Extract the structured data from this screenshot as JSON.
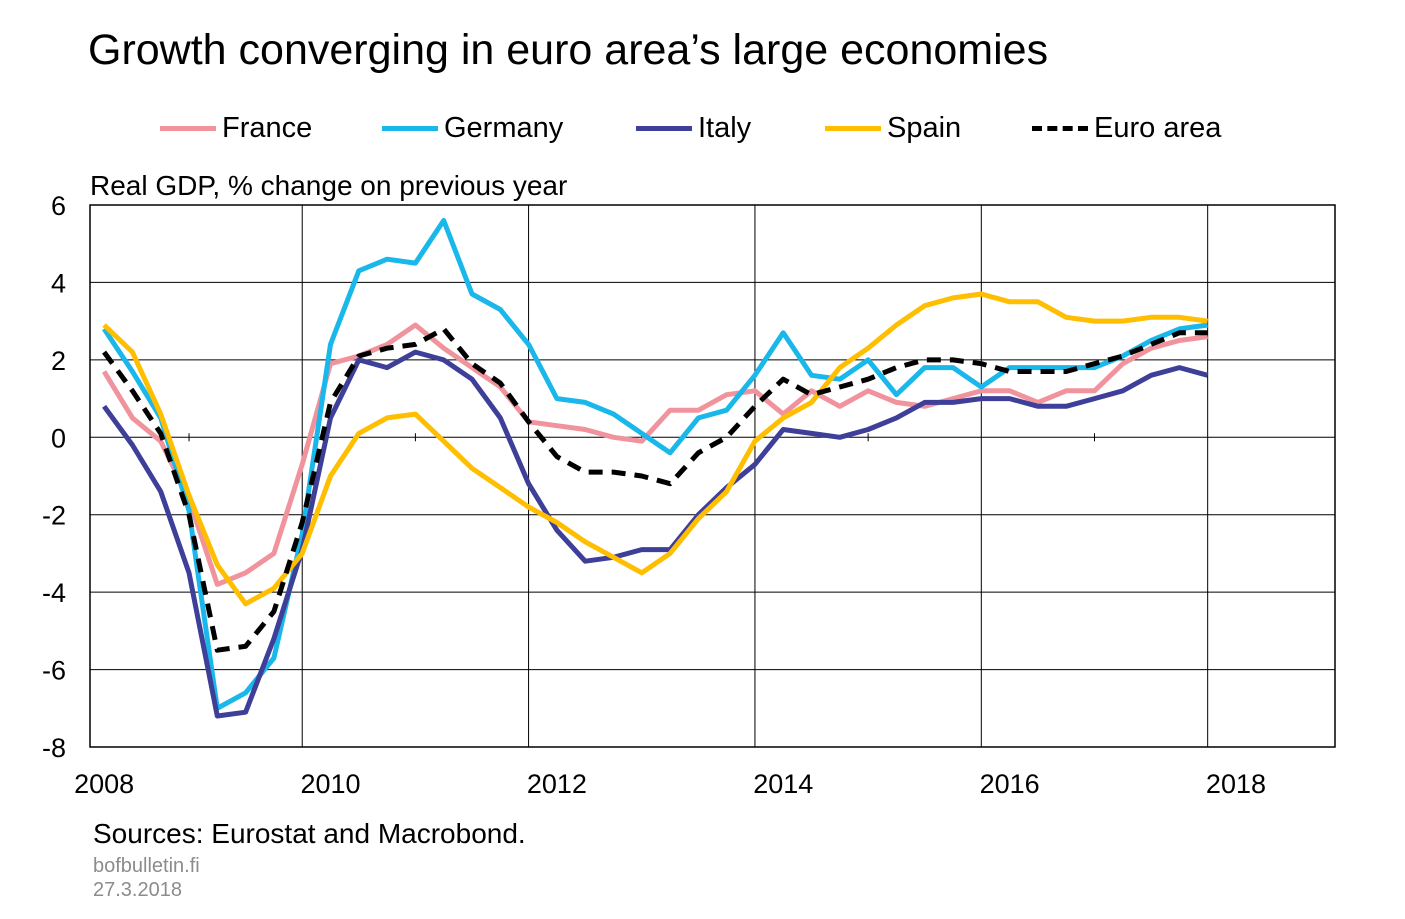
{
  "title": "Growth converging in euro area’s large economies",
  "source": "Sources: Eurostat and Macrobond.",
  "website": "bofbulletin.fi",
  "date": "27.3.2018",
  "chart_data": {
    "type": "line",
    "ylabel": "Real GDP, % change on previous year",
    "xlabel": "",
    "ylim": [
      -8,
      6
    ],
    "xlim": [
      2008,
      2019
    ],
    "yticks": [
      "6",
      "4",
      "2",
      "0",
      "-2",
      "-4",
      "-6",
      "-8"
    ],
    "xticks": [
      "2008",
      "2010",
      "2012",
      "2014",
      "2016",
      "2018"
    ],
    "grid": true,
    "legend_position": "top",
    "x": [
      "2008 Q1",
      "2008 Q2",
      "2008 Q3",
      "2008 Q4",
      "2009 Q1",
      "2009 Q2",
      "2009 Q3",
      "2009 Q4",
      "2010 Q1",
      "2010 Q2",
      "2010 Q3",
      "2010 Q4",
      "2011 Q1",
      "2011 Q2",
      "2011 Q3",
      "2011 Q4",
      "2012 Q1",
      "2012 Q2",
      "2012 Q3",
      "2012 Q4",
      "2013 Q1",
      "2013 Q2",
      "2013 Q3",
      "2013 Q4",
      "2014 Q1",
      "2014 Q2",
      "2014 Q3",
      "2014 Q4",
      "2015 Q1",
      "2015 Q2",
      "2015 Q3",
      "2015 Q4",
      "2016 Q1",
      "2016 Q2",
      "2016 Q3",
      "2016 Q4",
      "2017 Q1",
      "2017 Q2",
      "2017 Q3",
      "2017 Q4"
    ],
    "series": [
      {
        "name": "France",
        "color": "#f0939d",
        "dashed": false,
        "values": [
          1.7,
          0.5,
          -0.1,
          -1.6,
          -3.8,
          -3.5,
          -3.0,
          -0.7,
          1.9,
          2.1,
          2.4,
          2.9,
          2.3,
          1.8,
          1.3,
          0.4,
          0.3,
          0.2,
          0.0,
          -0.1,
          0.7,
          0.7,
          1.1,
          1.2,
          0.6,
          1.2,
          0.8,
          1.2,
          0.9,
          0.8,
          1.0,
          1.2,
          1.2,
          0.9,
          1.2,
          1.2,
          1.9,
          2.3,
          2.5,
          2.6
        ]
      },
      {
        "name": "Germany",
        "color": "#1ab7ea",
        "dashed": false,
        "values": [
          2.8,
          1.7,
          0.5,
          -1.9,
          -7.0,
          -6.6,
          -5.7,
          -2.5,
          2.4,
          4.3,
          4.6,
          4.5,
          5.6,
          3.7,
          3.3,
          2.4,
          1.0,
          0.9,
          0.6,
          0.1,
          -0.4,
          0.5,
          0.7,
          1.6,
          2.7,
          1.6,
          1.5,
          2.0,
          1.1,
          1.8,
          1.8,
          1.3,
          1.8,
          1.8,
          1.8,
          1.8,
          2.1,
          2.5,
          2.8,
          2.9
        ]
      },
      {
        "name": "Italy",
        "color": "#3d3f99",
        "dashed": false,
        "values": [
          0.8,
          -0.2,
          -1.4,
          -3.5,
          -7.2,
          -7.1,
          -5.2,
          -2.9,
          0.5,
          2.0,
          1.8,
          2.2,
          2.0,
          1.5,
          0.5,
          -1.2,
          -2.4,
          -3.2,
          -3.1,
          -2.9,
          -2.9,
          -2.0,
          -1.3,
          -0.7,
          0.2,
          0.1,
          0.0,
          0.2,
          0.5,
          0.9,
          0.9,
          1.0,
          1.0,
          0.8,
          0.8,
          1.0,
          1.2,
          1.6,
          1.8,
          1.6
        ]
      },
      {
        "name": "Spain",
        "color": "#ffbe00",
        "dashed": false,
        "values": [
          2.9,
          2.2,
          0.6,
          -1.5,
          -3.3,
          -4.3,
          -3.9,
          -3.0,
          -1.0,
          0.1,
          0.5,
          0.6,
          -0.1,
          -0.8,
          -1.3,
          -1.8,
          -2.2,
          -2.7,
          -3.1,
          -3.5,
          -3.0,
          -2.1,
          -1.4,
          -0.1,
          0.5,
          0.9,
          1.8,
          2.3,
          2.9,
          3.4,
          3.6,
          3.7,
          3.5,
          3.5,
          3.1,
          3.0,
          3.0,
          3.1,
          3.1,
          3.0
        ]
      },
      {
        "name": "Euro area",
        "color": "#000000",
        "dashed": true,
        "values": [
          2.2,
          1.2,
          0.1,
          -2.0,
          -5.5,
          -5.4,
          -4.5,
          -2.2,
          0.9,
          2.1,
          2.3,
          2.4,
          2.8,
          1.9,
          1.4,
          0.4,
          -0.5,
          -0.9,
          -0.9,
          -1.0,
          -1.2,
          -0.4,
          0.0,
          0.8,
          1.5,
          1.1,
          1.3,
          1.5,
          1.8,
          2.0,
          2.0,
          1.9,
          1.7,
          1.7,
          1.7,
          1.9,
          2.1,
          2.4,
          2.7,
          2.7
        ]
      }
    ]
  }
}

-------

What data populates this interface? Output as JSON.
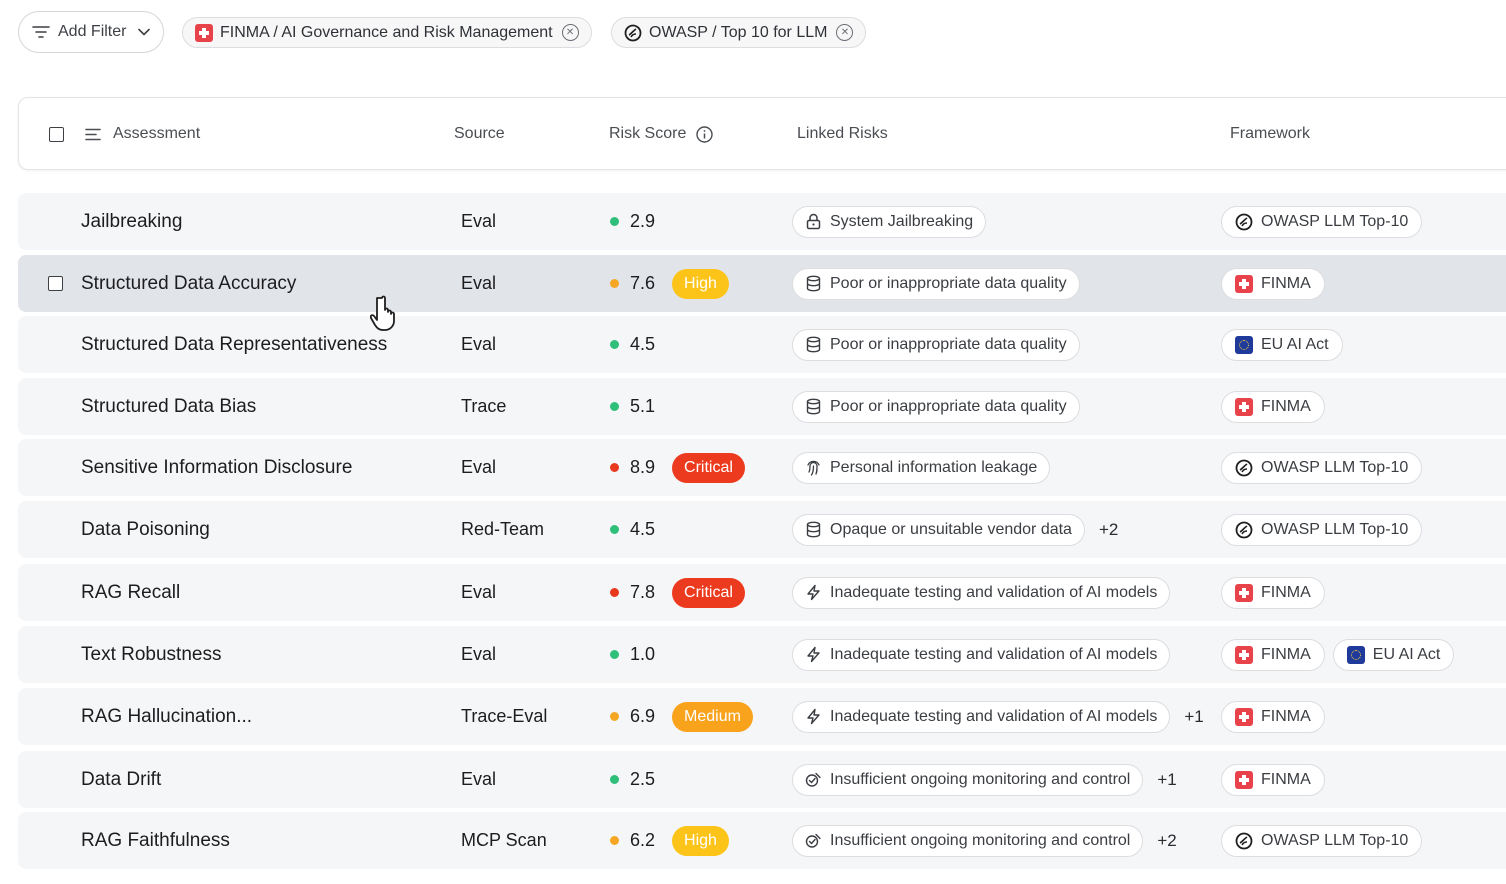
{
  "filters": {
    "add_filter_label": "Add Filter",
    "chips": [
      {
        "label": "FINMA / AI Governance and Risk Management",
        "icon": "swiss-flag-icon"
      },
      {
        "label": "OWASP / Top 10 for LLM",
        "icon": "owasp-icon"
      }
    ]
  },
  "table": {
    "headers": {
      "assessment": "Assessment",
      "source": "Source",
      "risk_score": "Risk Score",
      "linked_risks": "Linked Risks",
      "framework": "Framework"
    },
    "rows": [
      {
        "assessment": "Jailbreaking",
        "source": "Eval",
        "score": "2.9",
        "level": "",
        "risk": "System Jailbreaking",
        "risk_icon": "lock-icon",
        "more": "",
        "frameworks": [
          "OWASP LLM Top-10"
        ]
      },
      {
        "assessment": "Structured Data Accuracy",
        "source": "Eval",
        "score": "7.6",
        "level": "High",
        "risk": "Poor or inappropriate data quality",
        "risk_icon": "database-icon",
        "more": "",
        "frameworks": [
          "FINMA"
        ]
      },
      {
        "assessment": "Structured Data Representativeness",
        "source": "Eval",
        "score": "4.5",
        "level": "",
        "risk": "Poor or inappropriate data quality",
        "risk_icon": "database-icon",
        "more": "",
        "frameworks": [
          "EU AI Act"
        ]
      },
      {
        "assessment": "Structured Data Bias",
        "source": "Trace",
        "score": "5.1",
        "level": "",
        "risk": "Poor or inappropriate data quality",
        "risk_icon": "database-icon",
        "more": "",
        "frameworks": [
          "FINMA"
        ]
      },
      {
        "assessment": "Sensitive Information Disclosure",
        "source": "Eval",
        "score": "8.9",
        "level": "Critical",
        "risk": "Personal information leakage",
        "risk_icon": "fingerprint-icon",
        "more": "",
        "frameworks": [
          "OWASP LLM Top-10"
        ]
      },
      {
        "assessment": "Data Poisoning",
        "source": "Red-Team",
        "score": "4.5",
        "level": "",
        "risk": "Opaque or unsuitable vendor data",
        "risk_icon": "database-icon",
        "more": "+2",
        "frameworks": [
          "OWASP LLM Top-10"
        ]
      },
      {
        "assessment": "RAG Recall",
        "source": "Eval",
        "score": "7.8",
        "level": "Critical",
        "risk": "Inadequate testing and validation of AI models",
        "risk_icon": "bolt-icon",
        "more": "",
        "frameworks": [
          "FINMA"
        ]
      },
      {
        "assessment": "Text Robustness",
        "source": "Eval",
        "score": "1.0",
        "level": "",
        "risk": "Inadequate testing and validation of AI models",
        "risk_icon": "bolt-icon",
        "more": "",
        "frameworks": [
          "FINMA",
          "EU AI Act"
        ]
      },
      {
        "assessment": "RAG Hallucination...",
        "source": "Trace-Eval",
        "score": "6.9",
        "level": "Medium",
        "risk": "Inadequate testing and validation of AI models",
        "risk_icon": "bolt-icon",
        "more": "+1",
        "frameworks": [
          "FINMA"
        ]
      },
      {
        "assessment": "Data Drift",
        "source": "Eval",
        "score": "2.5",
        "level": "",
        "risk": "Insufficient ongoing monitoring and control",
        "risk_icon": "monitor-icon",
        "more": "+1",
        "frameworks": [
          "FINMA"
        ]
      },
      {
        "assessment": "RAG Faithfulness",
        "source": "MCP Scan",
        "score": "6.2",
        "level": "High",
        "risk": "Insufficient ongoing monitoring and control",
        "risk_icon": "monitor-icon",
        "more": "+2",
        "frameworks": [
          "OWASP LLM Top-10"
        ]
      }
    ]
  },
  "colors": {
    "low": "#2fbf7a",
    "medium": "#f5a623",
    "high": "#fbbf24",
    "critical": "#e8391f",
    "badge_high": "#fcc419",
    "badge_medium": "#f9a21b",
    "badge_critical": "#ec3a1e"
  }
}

-------

• [BRIEF] Review the preceding data and report every line that includes the string "assessment".

• [FINAL ANSWER]
      "assessment": "Assessment",
        "assessment": "Jailbreaking",
        "assessment": "Structured Data Accuracy",
        "assessment": "Structured Data Representativeness",
        "assessment": "Structured Data Bias",
        "assessment": "Sensitive Information Disclosure",
        "assessment": "Data Poisoning",
        "assessment": "RAG Recall",
        "assessment": "Text Robustness",
        "assessment": "RAG Hallucination...",
        "assessment": "Data Drift",
        "assessment": "RAG Faithfulness",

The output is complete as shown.